**TEXTO**.
________________
Projeto: Aurnaud de Matteis; Fotografia: Juan Jerez Studio; Segundo a memória descritiva

Para responder aos modos de habitar contemporâneos, “procurámos uma nova forma de viver o espaço, respeitando a sua história e os seus silêncios. O projeto cenográfico abre a circulação, faz respirar os volumes e reinventa uma ligação mais fluida com a arquitetura original.

Após alguns meses de transformação, é no teto da entrada que um tom suave, quente e terroso marca a primeira nota. Esta cor cria uma sensação envolvente, quase táctil, e reduz visualmente a altura do volume. Produz ainda um efeito de abertura em direção à sala, através de um jogo de contrastes.

A entrada torna-se assim num casulo silencioso, íntimo, quase protetor. Em contraponto, a sala ergue-se numa verticalidade luminosa, livre, vibrante. Essa tensão entre contenção e abertura guia o corpo sem o constranger — um convite a atravessar, a habitar o espaço com uma convivialidade evidente.

A sala é o coração pulsante do apartamento. Para amplificar a sua respiração, foi unida à cozinha.

Embora alinhadas, as duas divisões não eram iguais face ao sol: apenas a sala recebia os raios mais generosos. A orientação do edifício e a densidade urbana envolvente filtravam a luz, que mal conseguia alcançar a cozinha. A isto somava-se a parede que as separava, cortando bruscamente esse impulso luminoso e impedindo a livre circulação da luz.

Essa fronteira foi, portanto, transformada. Criaram-se duas passagens, acompanhadas por uma claraboia interior, que funcionam como respirações entre os volumes. Desde então, a luz circula sem obstáculos de uma divisão para a outra, revelando a claridade, os volumes, as matérias e as cores.

Ao reorganizar os limiares, também as circulações se metamorfosearam. Desenhou-se um percurso fluido, que permite atravessar o espaço com liberdade, sem nunca interromper o movimento. Em complemento, uma parte da parede foi mantida, permitindo criar, de um lado, uma ampla zona de refeições e, do outro, arrumação discreta.
________________
**EXCERTO DE DADOS**.
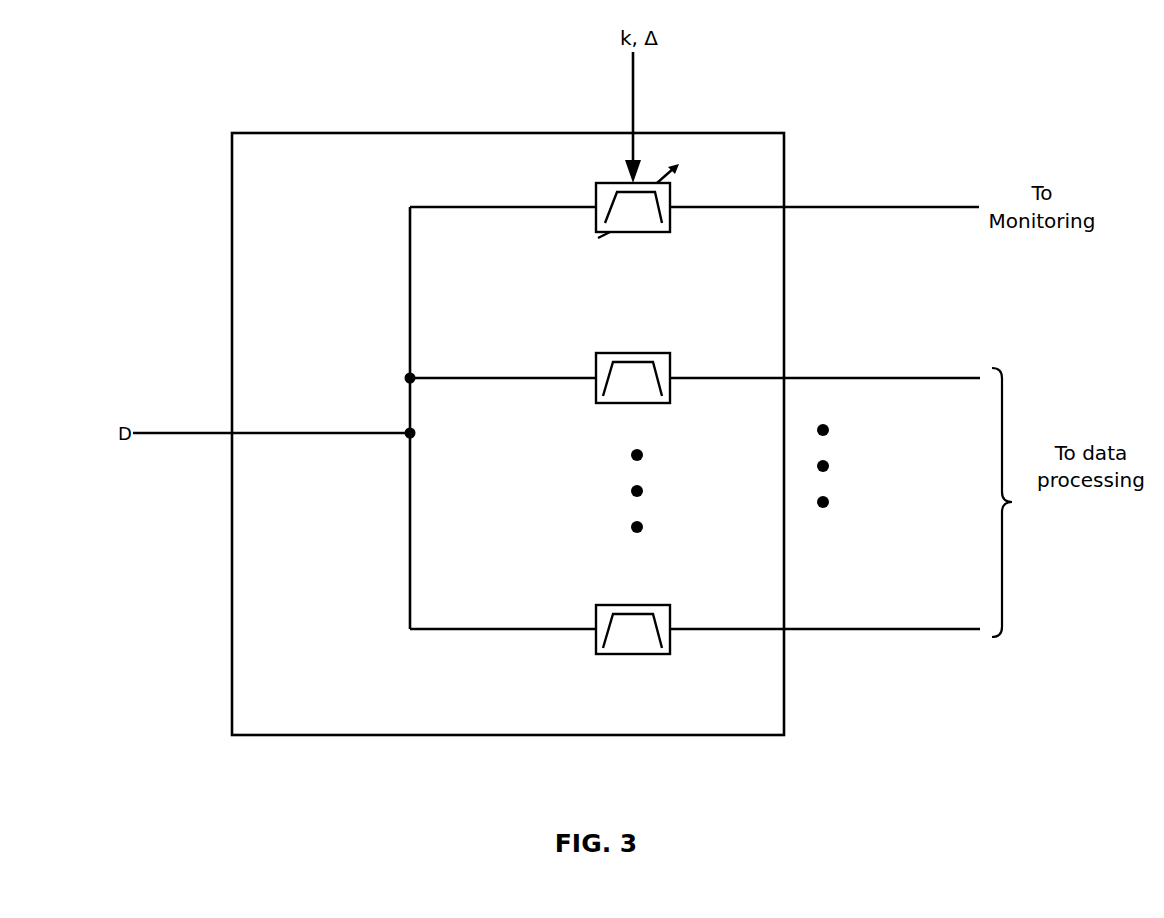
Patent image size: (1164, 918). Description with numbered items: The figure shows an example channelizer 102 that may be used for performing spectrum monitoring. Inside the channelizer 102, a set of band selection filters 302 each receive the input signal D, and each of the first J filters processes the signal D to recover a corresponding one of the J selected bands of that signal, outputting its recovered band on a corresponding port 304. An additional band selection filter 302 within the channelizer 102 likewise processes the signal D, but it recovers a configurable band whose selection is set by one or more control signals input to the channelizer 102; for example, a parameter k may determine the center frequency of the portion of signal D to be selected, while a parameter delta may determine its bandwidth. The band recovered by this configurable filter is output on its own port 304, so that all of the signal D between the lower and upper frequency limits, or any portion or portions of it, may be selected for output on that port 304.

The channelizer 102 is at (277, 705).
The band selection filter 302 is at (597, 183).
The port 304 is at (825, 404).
________________
**COMPLETE O SEGUINTE**.
(1) Transcreva o trecho do texto sobre a renovação do apartamento de "Ao reorganizar os" a "outro, arrumação discreta.".
(2) Retome o texto sobre a renovação do apartamento a partir do ponto em que ele termina.

**EXERCÍCIOS RESOLVIDOS**.
(1)
Ao reorganizar os limiares, também as circulações se metamorfosearam. Desenhou-se um percurso fluido, que permite atravessar o espaço com liberdade, sem nunca interromper o movimento. Em complemento, uma parte da parede foi mantida, permitindo criar, de um lado, uma ampla zona de refeições e, do outro, arrumação discreta.

(2)
Entre ambas, uma claraboia em carvalho maciço insere-se como uma pontuação. Permite que os espelhos da sala e da cozinha dialoguem frente a frente, instaurando um jogo de reflexos que evoca o ar de uma galeria dos espelhos, uma perspetiva absoluta.

A cozinha torna-se o ponto central da vida quotidiana. De um lado, armários bem pensados organizam-se em cascata, prontos a satisfazer os amantes da culinária. Do outro, uma grande ilha central, imaginada como um navio ancorado, convida à descoberta gastronómica e à partilha de momentos memoráveis.

Embora a paleta cromática permaneça dominada por tons neutros, é uma verdadeira explosão de matérias que enriquece o espaço: madeira maciça, terracota, dourado, gesso decorativo, latão, metal, cerâmica artesanal, entre outras. Cada elemento traz a sua própria vibração, nuance e calor.

A única divisão que sofreu uma transformação mais marcada foi a casa de banho, totalmente repensada num espírito monocromático.

O quarto principal era a divisão esquecida do apartamento. No entanto, um pequeno detalhe já despertava curiosidade antes da transformação: apesar dos dois andares que separam o apartamento do solo, uma vegetação selvagem insinuava-se pela janela da casa de banho — uma poesia inesperada, quase frágil. Tudo foi então repensado para oferecer a esse poema o lirismo que merece.

Hoje, uma ampla bancada com lavatório e um espelho enfrentam a entrada. Mesmo acima, a janela atua como um foco natural: quem entra é imediatamente envolvido por um halo de luz — um instante romântico.

Ao sair da casa de banho, a nova circulação conduz até à cama. Pouco a pouco, instala-se uma sensação de recolhimento, como um suave refúgio no coração do espaço.